> _Exercise description_
The records that follow are to be transcribed in full, without their images.

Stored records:
□ □ □

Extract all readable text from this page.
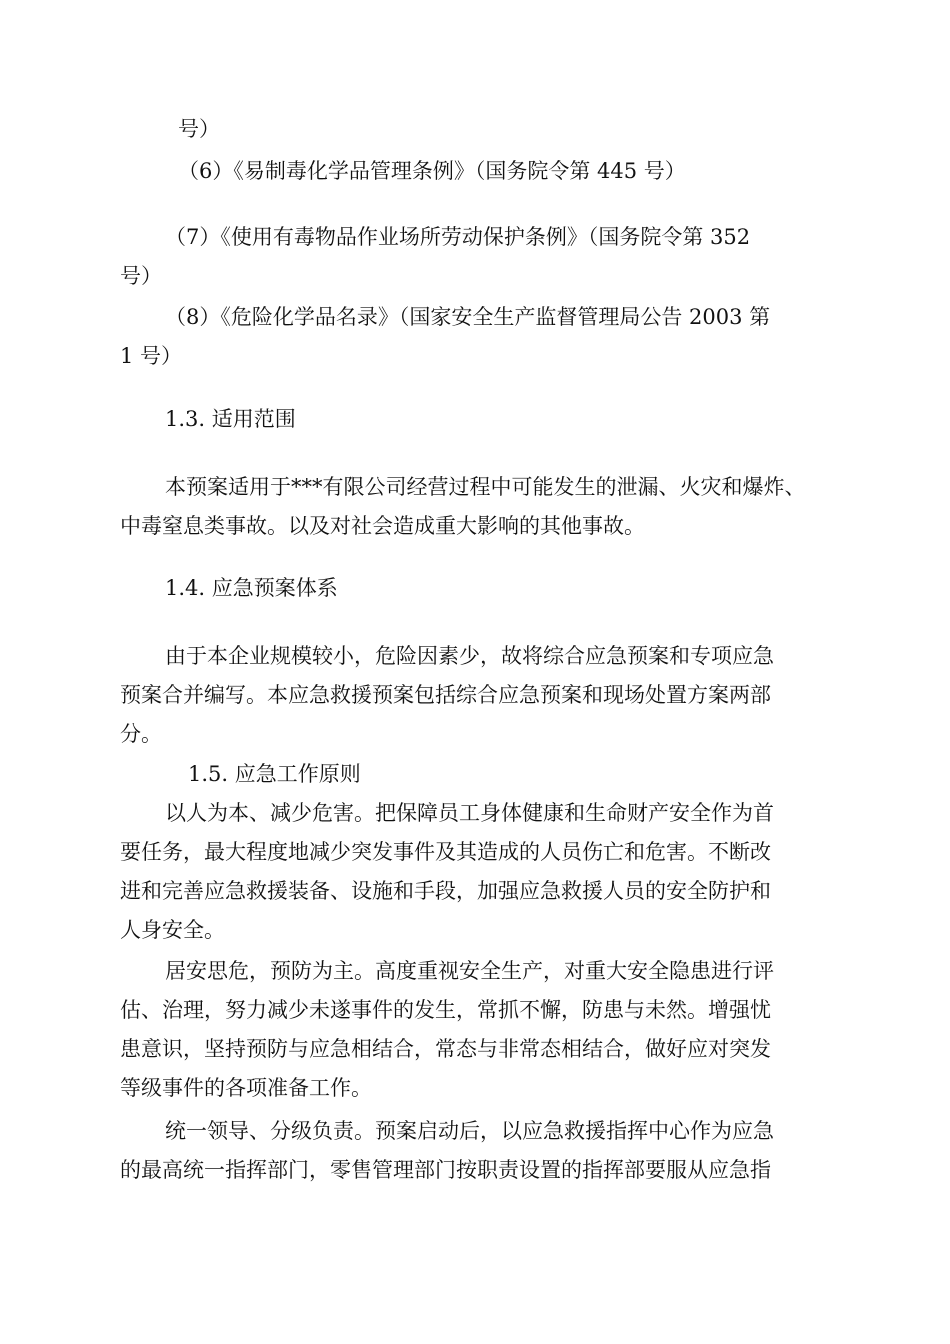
号）

（6）《易制毒化学品管理条例》（国务院令第 445 号）

（7）《使用有毒物品作业场所劳动保护条例》（国务院令第 352

号）

（8）《危险化学品名录》（国家安全生产监督管理局公告 2003 第

1 号）

1.3. 适用范围

本预案适用于***有限公司经营过程中可能发生的泄漏、火灾和爆炸、

中毒窒息类事故。以及对社会造成重大影响的其他事故。

1.4. 应急预案体系

由于本企业规模较小，危险因素少，故将综合应急预案和专项应急

预案合并编写。本应急救援预案包括综合应急预案和现场处置方案两部

分。

1.5. 应急工作原则

以人为本、减少危害。把保障员工身体健康和生命财产安全作为首

要任务，最大程度地减少突发事件及其造成的人员伤亡和危害。不断改

进和完善应急救援装备、设施和手段，加强应急救援人员的安全防护和

人身安全。

居安思危，预防为主。高度重视安全生产，对重大安全隐患进行评

估、治理，努力减少未遂事件的发生，常抓不懈，防患与未然。增强忧

患意识，坚持预防与应急相结合，常态与非常态相结合，做好应对突发

等级事件的各项准备工作。

统一领导、分级负责。预案启动后，以应急救援指挥中心作为应急

的最高统一指挥部门，零售管理部门按职责设置的指挥部要服从应急指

□ □ □

> _Completed exercise_
Extract all readable text from this page.
号）

（6）《易制毒化学品管理条例》（国务院令第 445 号）

（7）《使用有毒物品作业场所劳动保护条例》（国务院令第 352

号）

（8）《危险化学品名录》（国家安全生产监督管理局公告 2003 第

1 号）

1.3. 适用范围

本预案适用于***有限公司经营过程中可能发生的泄漏、火灾和爆炸、

中毒窒息类事故。以及对社会造成重大影响的其他事故。

1.4. 应急预案体系

由于本企业规模较小，危险因素少，故将综合应急预案和专项应急

预案合并编写。本应急救援预案包括综合应急预案和现场处置方案两部

分。

1.5. 应急工作原则

以人为本、减少危害。把保障员工身体健康和生命财产安全作为首

要任务，最大程度地减少突发事件及其造成的人员伤亡和危害。不断改

进和完善应急救援装备、设施和手段，加强应急救援人员的安全防护和

人身安全。

居安思危，预防为主。高度重视安全生产，对重大安全隐患进行评

估、治理，努力减少未遂事件的发生，常抓不懈，防患与未然。增强忧

患意识，坚持预防与应急相结合，常态与非常态相结合，做好应对突发

等级事件的各项准备工作。

统一领导、分级负责。预案启动后，以应急救援指挥中心作为应急

的最高统一指挥部门，零售管理部门按职责设置的指挥部要服从应急指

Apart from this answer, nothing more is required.